[Collected data entries]
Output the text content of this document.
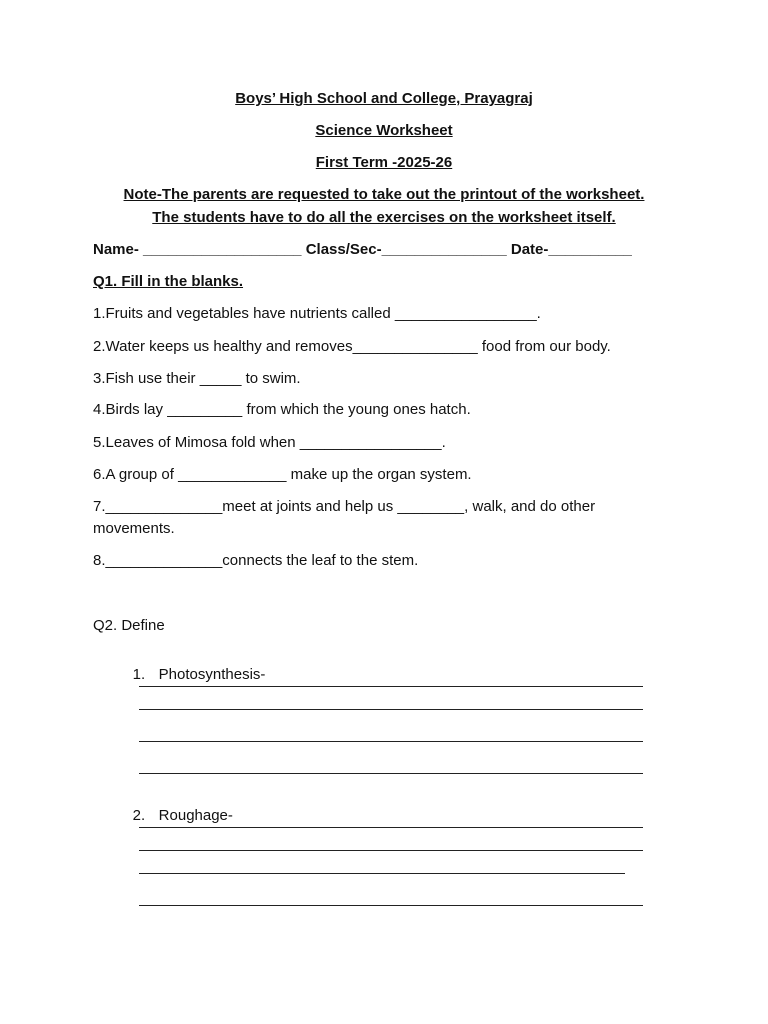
Boys’ High School and College, Prayagraj
Science Worksheet
First Term -2025-26
Note-The parents are requested to take out the printout of the worksheet.
The students have to do all the exercises on the worksheet itself.
Name- ___________________ Class/Sec-_______________ Date-__________
Q1. Fill in the blanks.
1.Fruits and vegetables have nutrients called _________________.
2.Water keeps us healthy and removes_______________ food from our body.
3.Fish use their _____ to swim.
4.Birds lay _________ from which the young ones hatch.
5.Leaves of Mimosa fold when _________________.
6.A group of _____________ make up the organ system.
7.______________meet at joints and help us ________, walk, and do other
movements.
8.______________connects the leaf to the stem.
Q2. Define

1. Photosynthesis-

2. Roughage-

● DIRECTIONS: Answer with a single number: the count of lines holding the word "have".

● EXPECTED OUTPUT: 2